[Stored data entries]
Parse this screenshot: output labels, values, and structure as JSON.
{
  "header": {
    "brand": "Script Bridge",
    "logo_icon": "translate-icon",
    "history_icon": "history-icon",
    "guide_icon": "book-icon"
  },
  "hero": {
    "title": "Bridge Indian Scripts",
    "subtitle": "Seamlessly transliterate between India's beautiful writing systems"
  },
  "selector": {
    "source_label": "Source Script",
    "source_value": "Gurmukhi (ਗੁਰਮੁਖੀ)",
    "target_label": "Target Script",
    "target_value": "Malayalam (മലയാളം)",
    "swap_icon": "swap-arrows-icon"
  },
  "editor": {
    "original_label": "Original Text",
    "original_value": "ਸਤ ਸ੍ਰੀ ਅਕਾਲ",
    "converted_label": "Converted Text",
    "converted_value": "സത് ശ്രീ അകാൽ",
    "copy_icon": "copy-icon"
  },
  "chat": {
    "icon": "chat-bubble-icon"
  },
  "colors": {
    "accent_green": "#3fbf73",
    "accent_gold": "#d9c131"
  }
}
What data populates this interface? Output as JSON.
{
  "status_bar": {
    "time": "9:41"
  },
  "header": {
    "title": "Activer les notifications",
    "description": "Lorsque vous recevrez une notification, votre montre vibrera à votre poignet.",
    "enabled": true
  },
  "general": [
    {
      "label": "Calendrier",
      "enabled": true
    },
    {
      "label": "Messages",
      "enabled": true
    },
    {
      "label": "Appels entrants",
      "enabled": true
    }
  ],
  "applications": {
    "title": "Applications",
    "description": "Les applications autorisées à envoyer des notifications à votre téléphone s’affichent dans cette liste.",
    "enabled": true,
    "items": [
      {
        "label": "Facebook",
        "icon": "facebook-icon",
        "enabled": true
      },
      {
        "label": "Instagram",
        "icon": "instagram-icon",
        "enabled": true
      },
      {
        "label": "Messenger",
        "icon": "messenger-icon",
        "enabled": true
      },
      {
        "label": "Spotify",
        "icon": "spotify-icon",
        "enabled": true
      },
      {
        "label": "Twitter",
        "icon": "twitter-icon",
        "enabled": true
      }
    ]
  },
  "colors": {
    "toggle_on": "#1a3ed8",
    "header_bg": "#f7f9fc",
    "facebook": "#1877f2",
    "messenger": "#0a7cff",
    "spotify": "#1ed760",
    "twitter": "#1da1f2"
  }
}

TO BE DONE. State the number of lines holding the word "Text" in the listing. Add nothing else.

RESULT FOR THIS TASK. 2